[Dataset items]

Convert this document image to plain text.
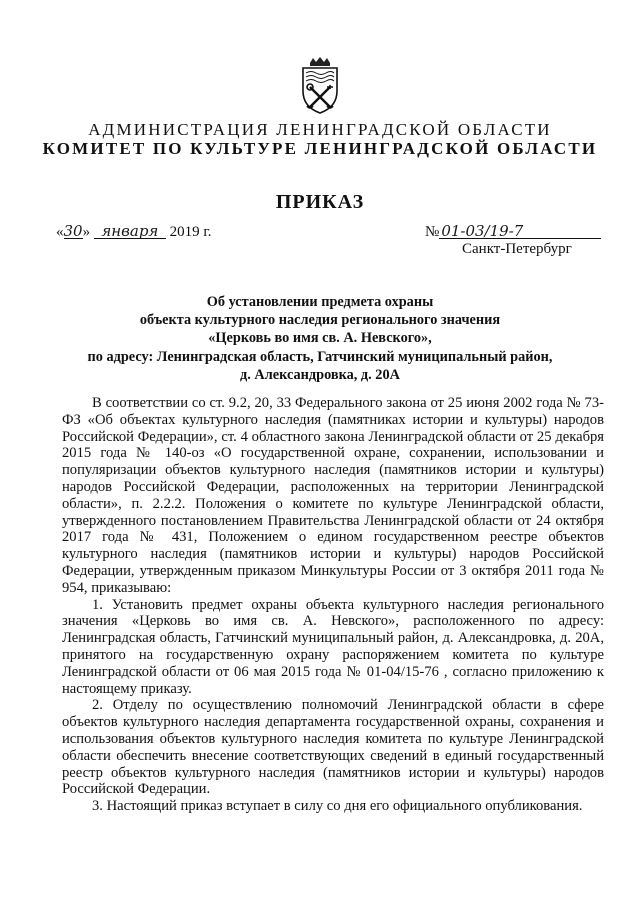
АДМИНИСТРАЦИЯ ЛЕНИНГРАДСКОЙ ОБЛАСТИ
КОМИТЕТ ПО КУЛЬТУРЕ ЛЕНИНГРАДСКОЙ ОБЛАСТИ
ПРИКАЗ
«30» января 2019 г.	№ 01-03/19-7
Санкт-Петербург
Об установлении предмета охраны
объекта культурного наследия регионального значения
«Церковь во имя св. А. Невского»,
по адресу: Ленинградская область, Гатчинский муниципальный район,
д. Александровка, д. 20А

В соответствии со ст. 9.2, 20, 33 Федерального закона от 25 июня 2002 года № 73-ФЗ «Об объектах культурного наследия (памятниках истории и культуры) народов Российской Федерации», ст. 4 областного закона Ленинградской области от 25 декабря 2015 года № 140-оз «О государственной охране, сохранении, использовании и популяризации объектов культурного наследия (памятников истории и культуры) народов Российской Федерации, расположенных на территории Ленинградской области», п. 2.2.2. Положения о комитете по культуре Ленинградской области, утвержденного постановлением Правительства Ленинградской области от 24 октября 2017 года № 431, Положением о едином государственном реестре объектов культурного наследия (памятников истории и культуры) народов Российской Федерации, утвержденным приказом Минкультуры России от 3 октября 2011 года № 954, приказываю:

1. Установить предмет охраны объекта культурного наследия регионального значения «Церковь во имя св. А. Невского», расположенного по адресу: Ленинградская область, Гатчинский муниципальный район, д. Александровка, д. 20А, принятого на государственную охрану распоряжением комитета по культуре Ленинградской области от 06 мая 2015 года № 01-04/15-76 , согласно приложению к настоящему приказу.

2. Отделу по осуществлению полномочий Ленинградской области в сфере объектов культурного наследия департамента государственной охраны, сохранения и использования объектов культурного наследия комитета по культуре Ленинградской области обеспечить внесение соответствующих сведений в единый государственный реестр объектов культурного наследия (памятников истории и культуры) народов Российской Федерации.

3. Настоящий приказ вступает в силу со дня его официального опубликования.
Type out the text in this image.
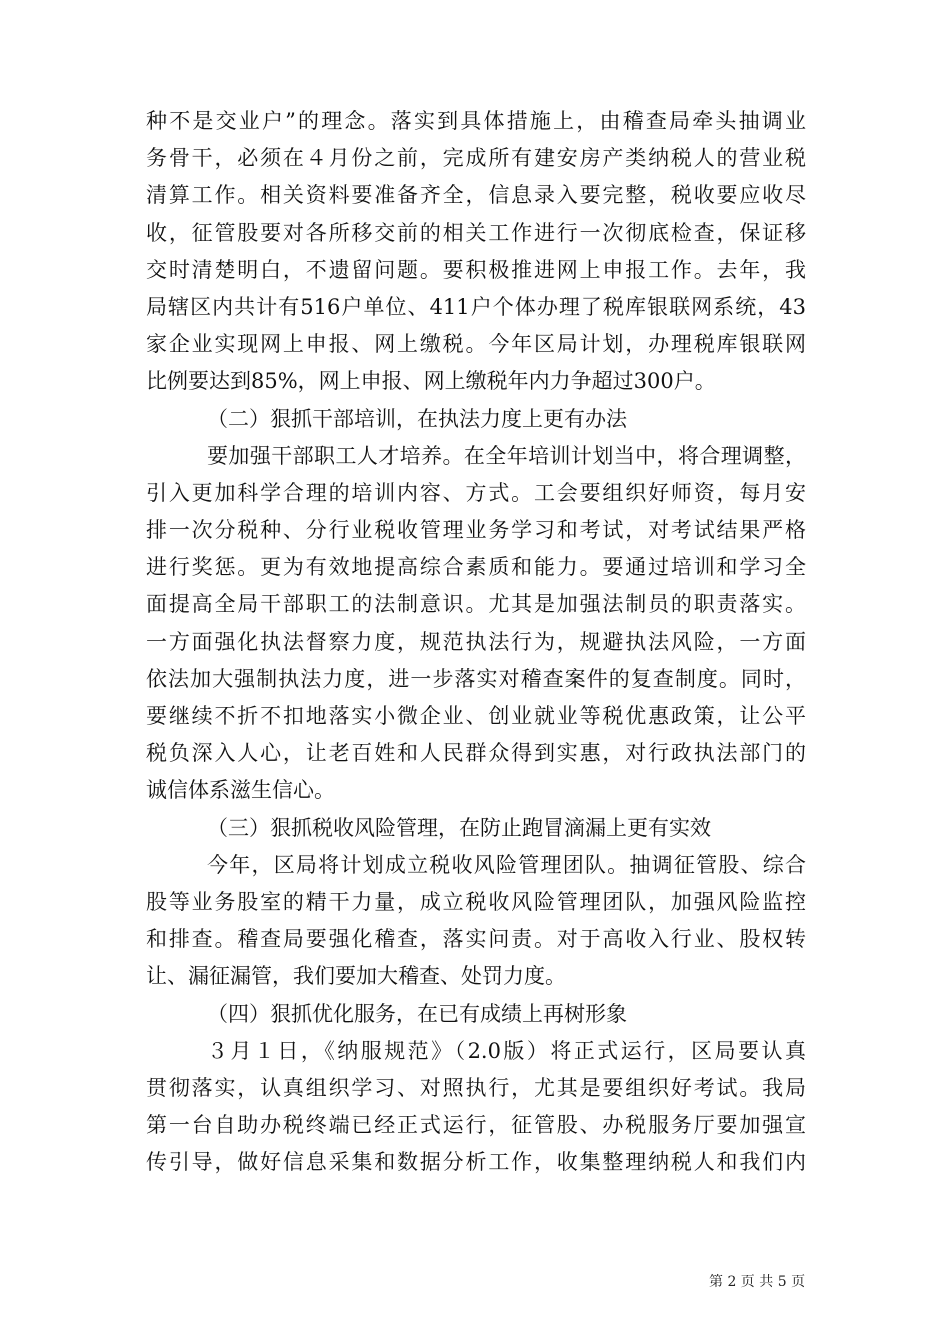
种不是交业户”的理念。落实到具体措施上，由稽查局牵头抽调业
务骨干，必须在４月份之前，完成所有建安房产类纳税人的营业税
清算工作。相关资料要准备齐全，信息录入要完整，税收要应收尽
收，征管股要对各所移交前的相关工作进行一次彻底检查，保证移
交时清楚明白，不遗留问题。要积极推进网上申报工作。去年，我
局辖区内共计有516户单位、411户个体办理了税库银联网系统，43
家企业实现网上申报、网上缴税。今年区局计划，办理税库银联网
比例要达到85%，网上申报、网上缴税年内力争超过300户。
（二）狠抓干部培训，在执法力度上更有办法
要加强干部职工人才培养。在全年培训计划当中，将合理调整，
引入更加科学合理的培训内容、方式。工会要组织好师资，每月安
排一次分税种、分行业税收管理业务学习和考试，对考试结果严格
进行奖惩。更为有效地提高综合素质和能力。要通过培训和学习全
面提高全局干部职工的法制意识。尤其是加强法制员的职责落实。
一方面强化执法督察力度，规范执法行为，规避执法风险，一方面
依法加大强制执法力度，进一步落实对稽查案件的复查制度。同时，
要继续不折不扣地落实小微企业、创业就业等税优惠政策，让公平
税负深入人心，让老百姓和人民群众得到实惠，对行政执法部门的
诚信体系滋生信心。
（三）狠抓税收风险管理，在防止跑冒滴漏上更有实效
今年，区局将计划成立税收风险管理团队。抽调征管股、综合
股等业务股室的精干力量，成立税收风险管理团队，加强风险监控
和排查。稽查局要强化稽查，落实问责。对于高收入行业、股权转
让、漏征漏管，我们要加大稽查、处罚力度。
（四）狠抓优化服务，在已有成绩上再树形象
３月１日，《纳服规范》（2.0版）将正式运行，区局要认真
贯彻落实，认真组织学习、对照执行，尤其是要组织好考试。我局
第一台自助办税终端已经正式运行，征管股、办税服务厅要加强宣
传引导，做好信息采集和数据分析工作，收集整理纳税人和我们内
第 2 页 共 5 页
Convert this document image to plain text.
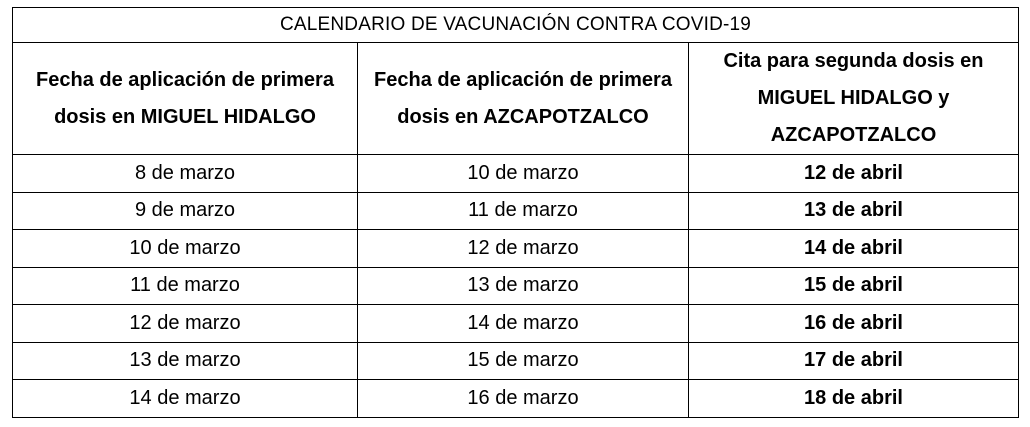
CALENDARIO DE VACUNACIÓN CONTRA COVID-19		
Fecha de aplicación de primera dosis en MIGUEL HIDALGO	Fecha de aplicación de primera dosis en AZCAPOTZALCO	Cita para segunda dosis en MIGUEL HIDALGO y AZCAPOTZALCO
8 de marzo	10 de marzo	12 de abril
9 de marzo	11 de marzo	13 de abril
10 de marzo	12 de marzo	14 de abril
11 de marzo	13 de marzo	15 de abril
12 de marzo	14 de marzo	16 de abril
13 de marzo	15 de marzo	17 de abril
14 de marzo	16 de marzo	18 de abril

● **Stated task**:
Which lines in the listing above hold the word "Церковь"? Show each of them.

● **Complete response**:
«Церковь во имя св. А. Невского»,
1. Установить предмет охраны объекта культурного наследия регионального значения «Церковь во имя св. А. Невского», расположенного по адресу: Ленинградская область, Гатчинский муниципальный район, д. Александровка, д. 20А, принятого на государственную охрану распоряжением комитета по культуре Ленинградской области от 06 мая 2015 года № 01-04/15-76 , согласно приложению к настоящему приказу.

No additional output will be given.